*Work to be completed*
Give back the full listing, character for character, with no pictures.

[Begin Records provided]

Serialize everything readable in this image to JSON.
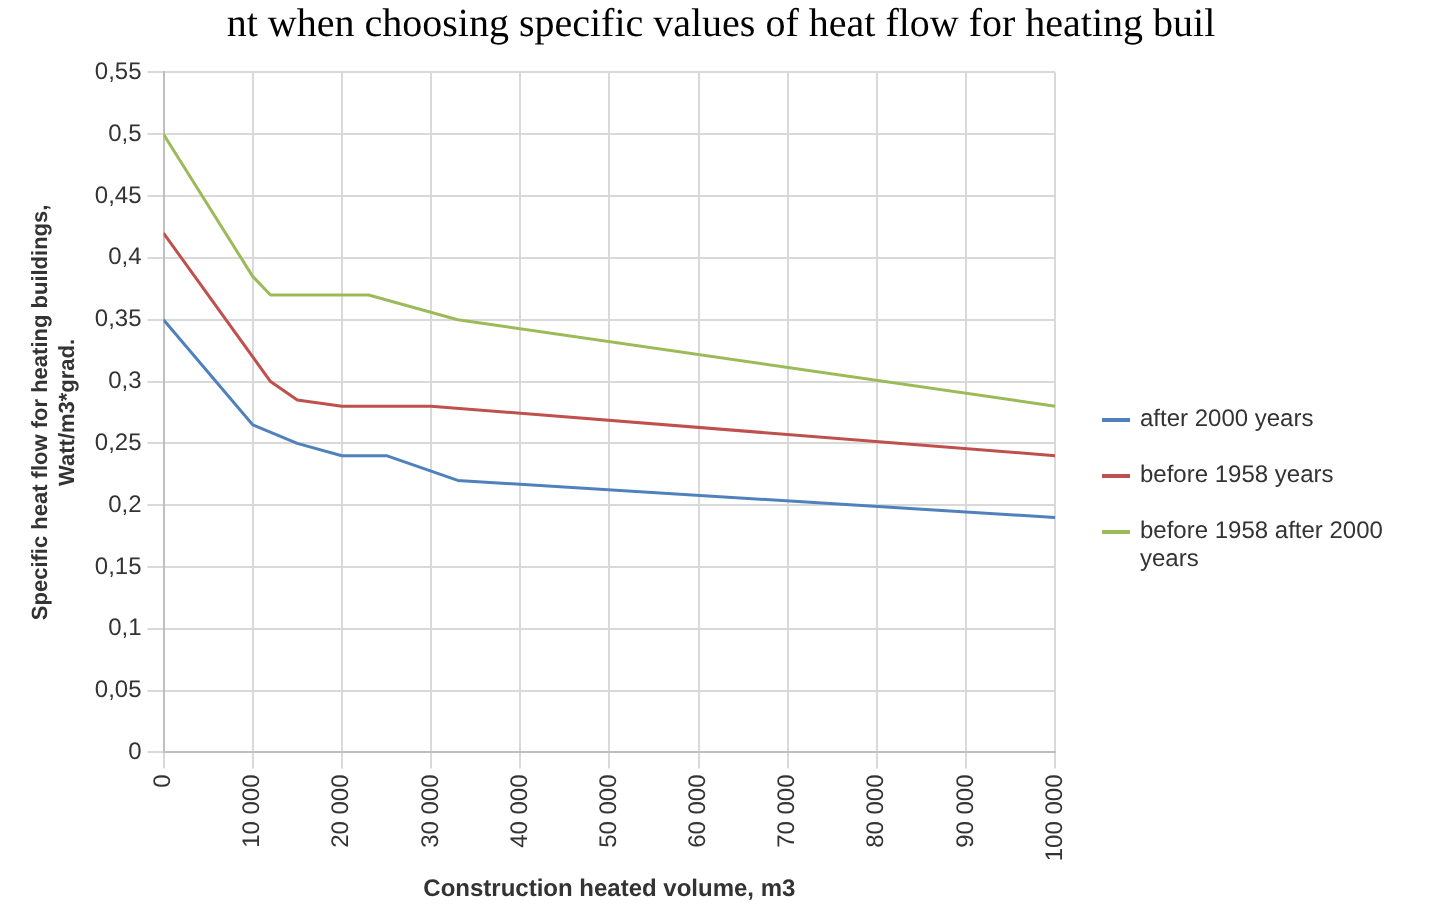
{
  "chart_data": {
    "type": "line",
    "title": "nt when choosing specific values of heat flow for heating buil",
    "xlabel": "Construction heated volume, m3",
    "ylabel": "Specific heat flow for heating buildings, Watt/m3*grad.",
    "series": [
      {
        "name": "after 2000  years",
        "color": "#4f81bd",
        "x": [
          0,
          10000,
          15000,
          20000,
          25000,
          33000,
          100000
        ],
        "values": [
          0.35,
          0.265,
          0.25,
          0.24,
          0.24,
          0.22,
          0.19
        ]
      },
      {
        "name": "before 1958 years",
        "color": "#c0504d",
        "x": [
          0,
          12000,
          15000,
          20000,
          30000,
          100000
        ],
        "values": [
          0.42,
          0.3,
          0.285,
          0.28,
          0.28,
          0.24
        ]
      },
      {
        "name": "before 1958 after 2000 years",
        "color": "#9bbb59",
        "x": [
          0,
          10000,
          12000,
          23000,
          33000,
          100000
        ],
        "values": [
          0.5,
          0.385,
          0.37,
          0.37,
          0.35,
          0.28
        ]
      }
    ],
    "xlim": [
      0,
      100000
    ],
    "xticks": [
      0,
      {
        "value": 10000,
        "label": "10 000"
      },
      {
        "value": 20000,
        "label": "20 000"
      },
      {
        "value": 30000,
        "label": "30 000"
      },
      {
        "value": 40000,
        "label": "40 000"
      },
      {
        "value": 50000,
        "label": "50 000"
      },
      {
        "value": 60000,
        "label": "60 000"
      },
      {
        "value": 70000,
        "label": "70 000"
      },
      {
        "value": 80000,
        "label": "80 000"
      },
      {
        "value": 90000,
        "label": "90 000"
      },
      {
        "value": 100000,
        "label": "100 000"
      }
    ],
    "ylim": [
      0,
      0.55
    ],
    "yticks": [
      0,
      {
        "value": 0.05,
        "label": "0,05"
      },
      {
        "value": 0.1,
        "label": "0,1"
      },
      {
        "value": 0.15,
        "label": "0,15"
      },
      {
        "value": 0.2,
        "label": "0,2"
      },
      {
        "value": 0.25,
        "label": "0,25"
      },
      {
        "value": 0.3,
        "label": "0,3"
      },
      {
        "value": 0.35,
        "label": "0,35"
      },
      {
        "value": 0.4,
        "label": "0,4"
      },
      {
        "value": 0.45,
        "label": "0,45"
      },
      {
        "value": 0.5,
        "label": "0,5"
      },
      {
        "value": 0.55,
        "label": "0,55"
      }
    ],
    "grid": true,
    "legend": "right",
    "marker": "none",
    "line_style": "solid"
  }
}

[End Records provided]

*Full solution*
Serialize everything readable in this image to JSON.
{
  "chart_data": {
    "type": "line",
    "title": "nt when choosing specific values of heat flow for heating buil",
    "xlabel": "Construction heated volume, m3",
    "ylabel": "Specific heat flow for heating buildings, Watt/m3*grad.",
    "series": [
      {
        "name": "after 2000  years",
        "color": "#4f81bd",
        "x": [
          0,
          10000,
          15000,
          20000,
          25000,
          33000,
          100000
        ],
        "values": [
          0.35,
          0.265,
          0.25,
          0.24,
          0.24,
          0.22,
          0.19
        ]
      },
      {
        "name": "before 1958 years",
        "color": "#c0504d",
        "x": [
          0,
          12000,
          15000,
          20000,
          30000,
          100000
        ],
        "values": [
          0.42,
          0.3,
          0.285,
          0.28,
          0.28,
          0.24
        ]
      },
      {
        "name": "before 1958 after 2000 years",
        "color": "#9bbb59",
        "x": [
          0,
          10000,
          12000,
          23000,
          33000,
          100000
        ],
        "values": [
          0.5,
          0.385,
          0.37,
          0.37,
          0.35,
          0.28
        ]
      }
    ],
    "xlim": [
      0,
      100000
    ],
    "xticks": [
      0,
      {
        "value": 10000,
        "label": "10 000"
      },
      {
        "value": 20000,
        "label": "20 000"
      },
      {
        "value": 30000,
        "label": "30 000"
      },
      {
        "value": 40000,
        "label": "40 000"
      },
      {
        "value": 50000,
        "label": "50 000"
      },
      {
        "value": 60000,
        "label": "60 000"
      },
      {
        "value": 70000,
        "label": "70 000"
      },
      {
        "value": 80000,
        "label": "80 000"
      },
      {
        "value": 90000,
        "label": "90 000"
      },
      {
        "value": 100000,
        "label": "100 000"
      }
    ],
    "ylim": [
      0,
      0.55
    ],
    "yticks": [
      0,
      {
        "value": 0.05,
        "label": "0,05"
      },
      {
        "value": 0.1,
        "label": "0,1"
      },
      {
        "value": 0.15,
        "label": "0,15"
      },
      {
        "value": 0.2,
        "label": "0,2"
      },
      {
        "value": 0.25,
        "label": "0,25"
      },
      {
        "value": 0.3,
        "label": "0,3"
      },
      {
        "value": 0.35,
        "label": "0,35"
      },
      {
        "value": 0.4,
        "label": "0,4"
      },
      {
        "value": 0.45,
        "label": "0,45"
      },
      {
        "value": 0.5,
        "label": "0,5"
      },
      {
        "value": 0.55,
        "label": "0,55"
      }
    ],
    "grid": true,
    "legend": "right",
    "marker": "none",
    "line_style": "solid"
  }
}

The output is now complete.